DIRECTIONS:
Records follow. Copy every line with "from".

Dataset items:

════════════════════

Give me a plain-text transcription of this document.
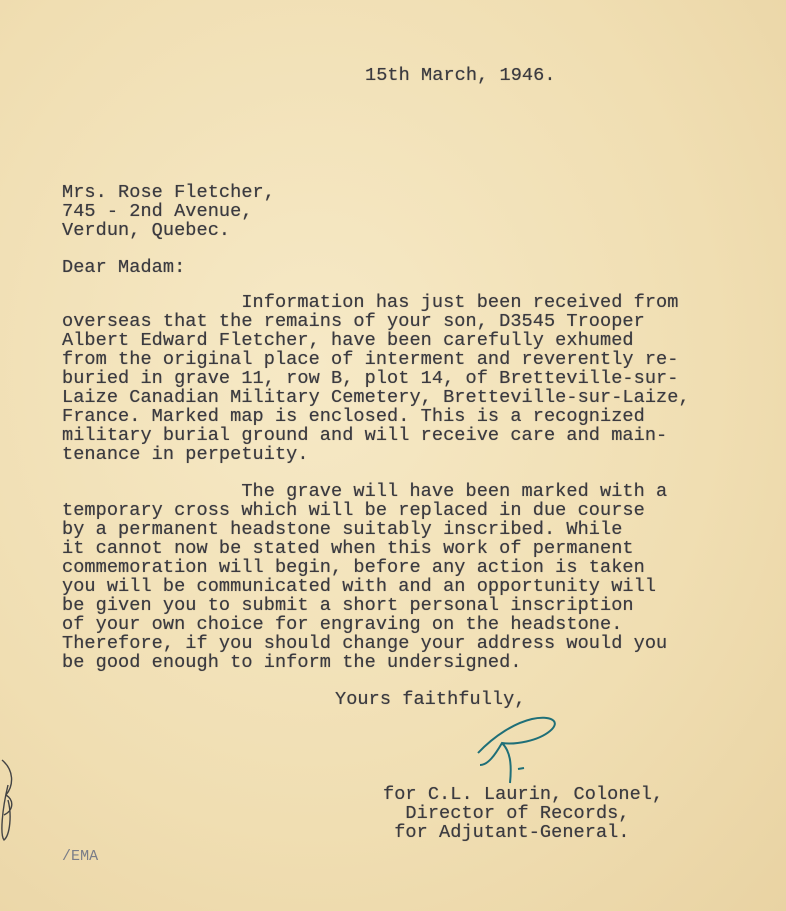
15th March, 1946.
Mrs. Rose Fletcher,
745 - 2nd Avenue,
Verdun, Quebec.
Dear Madam:
Information has just been received from
overseas that the remains of your son, D3545 Trooper
Albert Edward Fletcher, have been carefully exhumed
from the original place of interment and reverently re-
buried in grave 11, row B, plot 14, of Bretteville-sur-
Laize Canadian Military Cemetery, Bretteville-sur-Laize,
France. Marked map is enclosed. This is a recognized
military burial ground and will receive care and main-
tenance in perpetuity.
The grave will have been marked with a
temporary cross which will be replaced in due course
by a permanent headstone suitably inscribed. While
it cannot now be stated when this work of permanent
commemoration will begin, before any action is taken
you will be communicated with and an opportunity will
be given you to submit a short personal inscription
of your own choice for engraving on the headstone.
Therefore, if you should change your address would you
be good enough to inform the undersigned.
Yours faithfully,
for C.L. Laurin, Colonel,
Director of Records,
for Adjutant-General.
/EMA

════════════════════

WORKED ANSWER:
Information has just been received from
from the original place of interment and reverently re-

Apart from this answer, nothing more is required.